§ Task statement: Please give the listing again in its entirety, exactly as written.

(Chart and figure data)
+++

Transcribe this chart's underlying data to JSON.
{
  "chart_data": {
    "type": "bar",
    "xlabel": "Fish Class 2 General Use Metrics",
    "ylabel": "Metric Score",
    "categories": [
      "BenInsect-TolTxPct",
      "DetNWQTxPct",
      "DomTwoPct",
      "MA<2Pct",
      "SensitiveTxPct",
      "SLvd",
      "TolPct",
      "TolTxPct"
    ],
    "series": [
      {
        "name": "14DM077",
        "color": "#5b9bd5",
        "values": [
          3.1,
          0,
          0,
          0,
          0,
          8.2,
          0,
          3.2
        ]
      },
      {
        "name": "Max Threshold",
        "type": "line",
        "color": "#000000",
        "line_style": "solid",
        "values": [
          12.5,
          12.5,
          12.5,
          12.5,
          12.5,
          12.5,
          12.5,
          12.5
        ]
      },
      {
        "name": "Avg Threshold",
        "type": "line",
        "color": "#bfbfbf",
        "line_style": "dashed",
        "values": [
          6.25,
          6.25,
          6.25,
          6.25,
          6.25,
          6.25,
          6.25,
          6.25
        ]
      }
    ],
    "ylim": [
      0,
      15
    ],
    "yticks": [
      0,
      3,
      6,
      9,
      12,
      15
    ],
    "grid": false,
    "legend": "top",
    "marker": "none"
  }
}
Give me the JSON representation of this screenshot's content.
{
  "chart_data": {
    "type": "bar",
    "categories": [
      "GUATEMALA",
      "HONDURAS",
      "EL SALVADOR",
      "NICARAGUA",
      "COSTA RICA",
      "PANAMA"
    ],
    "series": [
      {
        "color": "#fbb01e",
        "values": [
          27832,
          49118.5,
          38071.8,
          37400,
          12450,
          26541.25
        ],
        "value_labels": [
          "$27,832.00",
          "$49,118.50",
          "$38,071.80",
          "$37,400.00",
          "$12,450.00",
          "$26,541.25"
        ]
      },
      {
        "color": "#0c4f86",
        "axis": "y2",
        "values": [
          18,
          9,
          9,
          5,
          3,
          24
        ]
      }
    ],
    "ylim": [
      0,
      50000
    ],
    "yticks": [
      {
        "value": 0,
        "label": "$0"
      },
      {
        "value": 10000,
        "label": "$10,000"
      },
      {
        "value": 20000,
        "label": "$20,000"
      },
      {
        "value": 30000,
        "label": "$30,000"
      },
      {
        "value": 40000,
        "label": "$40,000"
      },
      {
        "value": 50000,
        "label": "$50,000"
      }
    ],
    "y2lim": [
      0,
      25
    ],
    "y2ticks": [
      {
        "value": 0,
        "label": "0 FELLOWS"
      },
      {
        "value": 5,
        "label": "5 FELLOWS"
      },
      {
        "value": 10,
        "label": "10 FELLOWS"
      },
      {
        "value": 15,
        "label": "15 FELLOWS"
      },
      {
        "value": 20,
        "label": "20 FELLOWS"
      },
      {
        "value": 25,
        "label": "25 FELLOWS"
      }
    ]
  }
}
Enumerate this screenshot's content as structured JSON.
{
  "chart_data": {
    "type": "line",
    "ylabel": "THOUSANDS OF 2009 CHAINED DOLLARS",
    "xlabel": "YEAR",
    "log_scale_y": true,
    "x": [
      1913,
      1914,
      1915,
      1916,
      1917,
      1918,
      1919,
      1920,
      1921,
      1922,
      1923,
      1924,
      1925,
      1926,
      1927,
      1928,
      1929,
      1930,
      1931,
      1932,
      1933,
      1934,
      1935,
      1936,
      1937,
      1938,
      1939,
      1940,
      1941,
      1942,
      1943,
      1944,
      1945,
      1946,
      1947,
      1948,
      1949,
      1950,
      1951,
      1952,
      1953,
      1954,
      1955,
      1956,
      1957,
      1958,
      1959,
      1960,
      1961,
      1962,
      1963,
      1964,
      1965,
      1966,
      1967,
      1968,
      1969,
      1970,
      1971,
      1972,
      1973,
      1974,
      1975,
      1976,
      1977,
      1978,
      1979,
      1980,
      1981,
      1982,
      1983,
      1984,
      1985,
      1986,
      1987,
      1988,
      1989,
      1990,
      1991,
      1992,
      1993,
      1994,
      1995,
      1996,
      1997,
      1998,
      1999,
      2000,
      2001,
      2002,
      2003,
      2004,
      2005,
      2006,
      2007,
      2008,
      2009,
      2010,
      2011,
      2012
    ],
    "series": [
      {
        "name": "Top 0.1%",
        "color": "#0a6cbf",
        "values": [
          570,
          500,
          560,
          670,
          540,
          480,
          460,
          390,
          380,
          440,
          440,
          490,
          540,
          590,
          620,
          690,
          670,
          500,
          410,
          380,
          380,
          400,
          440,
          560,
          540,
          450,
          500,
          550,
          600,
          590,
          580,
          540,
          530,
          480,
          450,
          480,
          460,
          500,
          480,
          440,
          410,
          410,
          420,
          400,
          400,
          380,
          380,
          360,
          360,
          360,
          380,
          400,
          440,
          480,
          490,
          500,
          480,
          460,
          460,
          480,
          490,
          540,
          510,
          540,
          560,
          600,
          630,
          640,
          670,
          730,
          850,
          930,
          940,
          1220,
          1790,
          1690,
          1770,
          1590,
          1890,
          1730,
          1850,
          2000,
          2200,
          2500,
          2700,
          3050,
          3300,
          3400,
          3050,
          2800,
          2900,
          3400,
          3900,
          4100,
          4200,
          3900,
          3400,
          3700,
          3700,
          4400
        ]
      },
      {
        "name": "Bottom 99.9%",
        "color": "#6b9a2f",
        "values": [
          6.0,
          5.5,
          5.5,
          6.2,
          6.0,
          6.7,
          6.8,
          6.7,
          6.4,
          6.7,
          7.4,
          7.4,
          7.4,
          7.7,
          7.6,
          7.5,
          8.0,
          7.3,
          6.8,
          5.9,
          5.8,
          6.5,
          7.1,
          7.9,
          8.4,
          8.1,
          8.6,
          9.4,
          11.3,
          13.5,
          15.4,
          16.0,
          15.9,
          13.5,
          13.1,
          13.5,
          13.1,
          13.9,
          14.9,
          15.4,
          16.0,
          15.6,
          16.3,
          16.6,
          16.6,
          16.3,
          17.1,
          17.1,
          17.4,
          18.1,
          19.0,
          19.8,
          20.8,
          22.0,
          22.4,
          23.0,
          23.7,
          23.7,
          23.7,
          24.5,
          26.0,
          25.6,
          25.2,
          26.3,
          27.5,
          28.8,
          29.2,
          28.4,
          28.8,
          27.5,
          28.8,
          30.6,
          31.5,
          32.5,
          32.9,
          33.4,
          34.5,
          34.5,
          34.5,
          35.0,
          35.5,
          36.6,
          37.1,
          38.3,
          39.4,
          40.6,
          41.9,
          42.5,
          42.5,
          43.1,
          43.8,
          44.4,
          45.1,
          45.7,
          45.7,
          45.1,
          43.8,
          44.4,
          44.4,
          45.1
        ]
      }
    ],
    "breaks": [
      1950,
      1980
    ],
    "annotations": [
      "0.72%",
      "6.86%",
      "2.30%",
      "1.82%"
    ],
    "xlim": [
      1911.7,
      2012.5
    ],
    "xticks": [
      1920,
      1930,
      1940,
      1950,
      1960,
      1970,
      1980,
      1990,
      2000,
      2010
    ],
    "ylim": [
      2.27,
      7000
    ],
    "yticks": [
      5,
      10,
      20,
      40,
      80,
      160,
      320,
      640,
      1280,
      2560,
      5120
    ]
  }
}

+++

§ Output of the exercise:
Transcribe this chart's underlying data to JSON.
{
  "chart_data": {
    "type": "bar",
    "xlabel": "Fish Class 2 General Use Metrics",
    "ylabel": "Metric Score",
    "categories": [
      "BenInsect-TolTxPct",
      "DetNWQTxPct",
      "DomTwoPct",
      "MA<2Pct",
      "SensitiveTxPct",
      "SLvd",
      "TolPct",
      "TolTxPct"
    ],
    "series": [
      {
        "name": "14DM077",
        "color": "#5b9bd5",
        "values": [
          3.1,
          0,
          0,
          0,
          0,
          8.2,
          0,
          3.2
        ]
      },
      {
        "name": "Max Threshold",
        "type": "line",
        "color": "#000000",
        "line_style": "solid",
        "values": [
          12.5,
          12.5,
          12.5,
          12.5,
          12.5,
          12.5,
          12.5,
          12.5
        ]
      },
      {
        "name": "Avg Threshold",
        "type": "line",
        "color": "#bfbfbf",
        "line_style": "dashed",
        "values": [
          6.25,
          6.25,
          6.25,
          6.25,
          6.25,
          6.25,
          6.25,
          6.25
        ]
      }
    ],
    "ylim": [
      0,
      15
    ],
    "yticks": [
      0,
      3,
      6,
      9,
      12,
      15
    ],
    "grid": false,
    "legend": "top",
    "marker": "none"
  }
}
Give me the JSON representation of this screenshot's content.
{
  "chart_data": {
    "type": "bar",
    "categories": [
      "GUATEMALA",
      "HONDURAS",
      "EL SALVADOR",
      "NICARAGUA",
      "COSTA RICA",
      "PANAMA"
    ],
    "series": [
      {
        "color": "#fbb01e",
        "values": [
          27832,
          49118.5,
          38071.8,
          37400,
          12450,
          26541.25
        ],
        "value_labels": [
          "$27,832.00",
          "$49,118.50",
          "$38,071.80",
          "$37,400.00",
          "$12,450.00",
          "$26,541.25"
        ]
      },
      {
        "color": "#0c4f86",
        "axis": "y2",
        "values": [
          18,
          9,
          9,
          5,
          3,
          24
        ]
      }
    ],
    "ylim": [
      0,
      50000
    ],
    "yticks": [
      {
        "value": 0,
        "label": "$0"
      },
      {
        "value": 10000,
        "label": "$10,000"
      },
      {
        "value": 20000,
        "label": "$20,000"
      },
      {
        "value": 30000,
        "label": "$30,000"
      },
      {
        "value": 40000,
        "label": "$40,000"
      },
      {
        "value": 50000,
        "label": "$50,000"
      }
    ],
    "y2lim": [
      0,
      25
    ],
    "y2ticks": [
      {
        "value": 0,
        "label": "0 FELLOWS"
      },
      {
        "value": 5,
        "label": "5 FELLOWS"
      },
      {
        "value": 10,
        "label": "10 FELLOWS"
      },
      {
        "value": 15,
        "label": "15 FELLOWS"
      },
      {
        "value": 20,
        "label": "20 FELLOWS"
      },
      {
        "value": 25,
        "label": "25 FELLOWS"
      }
    ]
  }
}
Enumerate this screenshot's content as structured JSON.
{
  "chart_data": {
    "type": "line",
    "ylabel": "THOUSANDS OF 2009 CHAINED DOLLARS",
    "xlabel": "YEAR",
    "log_scale_y": true,
    "x": [
      1913,
      1914,
      1915,
      1916,
      1917,
      1918,
      1919,
      1920,
      1921,
      1922,
      1923,
      1924,
      1925,
      1926,
      1927,
      1928,
      1929,
      1930,
      1931,
      1932,
      1933,
      1934,
      1935,
      1936,
      1937,
      1938,
      1939,
      1940,
      1941,
      1942,
      1943,
      1944,
      1945,
      1946,
      1947,
      1948,
      1949,
      1950,
      1951,
      1952,
      1953,
      1954,
      1955,
      1956,
      1957,
      1958,
      1959,
      1960,
      1961,
      1962,
      1963,
      1964,
      1965,
      1966,
      1967,
      1968,
      1969,
      1970,
      1971,
      1972,
      1973,
      1974,
      1975,
      1976,
      1977,
      1978,
      1979,
      1980,
      1981,
      1982,
      1983,
      1984,
      1985,
      1986,
      1987,
      1988,
      1989,
      1990,
      1991,
      1992,
      1993,
      1994,
      1995,
      1996,
      1997,
      1998,
      1999,
      2000,
      2001,
      2002,
      2003,
      2004,
      2005,
      2006,
      2007,
      2008,
      2009,
      2010,
      2011,
      2012
    ],
    "series": [
      {
        "name": "Top 0.1%",
        "color": "#0a6cbf",
        "values": [
          570,
          500,
          560,
          670,
          540,
          480,
          460,
          390,
          380,
          440,
          440,
          490,
          540,
          590,
          620,
          690,
          670,
          500,
          410,
          380,
          380,
          400,
          440,
          560,
          540,
          450,
          500,
          550,
          600,
          590,
          580,
          540,
          530,
          480,
          450,
          480,
          460,
          500,
          480,
          440,
          410,
          410,
          420,
          400,
          400,
          380,
          380,
          360,
          360,
          360,
          380,
          400,
          440,
          480,
          490,
          500,
          480,
          460,
          460,
          480,
          490,
          540,
          510,
          540,
          560,
          600,
          630,
          640,
          670,
          730,
          850,
          930,
          940,
          1220,
          1790,
          1690,
          1770,
          1590,
          1890,
          1730,
          1850,
          2000,
          2200,
          2500,
          2700,
          3050,
          3300,
          3400,
          3050,
          2800,
          2900,
          3400,
          3900,
          4100,
          4200,
          3900,
          3400,
          3700,
          3700,
          4400
        ]
      },
      {
        "name": "Bottom 99.9%",
        "color": "#6b9a2f",
        "values": [
          6.0,
          5.5,
          5.5,
          6.2,
          6.0,
          6.7,
          6.8,
          6.7,
          6.4,
          6.7,
          7.4,
          7.4,
          7.4,
          7.7,
          7.6,
          7.5,
          8.0,
          7.3,
          6.8,
          5.9,
          5.8,
          6.5,
          7.1,
          7.9,
          8.4,
          8.1,
          8.6,
          9.4,
          11.3,
          13.5,
          15.4,
          16.0,
          15.9,
          13.5,
          13.1,
          13.5,
          13.1,
          13.9,
          14.9,
          15.4,
          16.0,
          15.6,
          16.3,
          16.6,
          16.6,
          16.3,
          17.1,
          17.1,
          17.4,
          18.1,
          19.0,
          19.8,
          20.8,
          22.0,
          22.4,
          23.0,
          23.7,
          23.7,
          23.7,
          24.5,
          26.0,
          25.6,
          25.2,
          26.3,
          27.5,
          28.8,
          29.2,
          28.4,
          28.8,
          27.5,
          28.8,
          30.6,
          31.5,
          32.5,
          32.9,
          33.4,
          34.5,
          34.5,
          34.5,
          35.0,
          35.5,
          36.6,
          37.1,
          38.3,
          39.4,
          40.6,
          41.9,
          42.5,
          42.5,
          43.1,
          43.8,
          44.4,
          45.1,
          45.7,
          45.7,
          45.1,
          43.8,
          44.4,
          44.4,
          45.1
        ]
      }
    ],
    "breaks": [
      1950,
      1980
    ],
    "annotations": [
      "0.72%",
      "6.86%",
      "2.30%",
      "1.82%"
    ],
    "xlim": [
      1911.7,
      2012.5
    ],
    "xticks": [
      1920,
      1930,
      1940,
      1950,
      1960,
      1970,
      1980,
      1990,
      2000,
      2010
    ],
    "ylim": [
      2.27,
      7000
    ],
    "yticks": [
      5,
      10,
      20,
      40,
      80,
      160,
      320,
      640,
      1280,
      2560,
      5120
    ]
  }
}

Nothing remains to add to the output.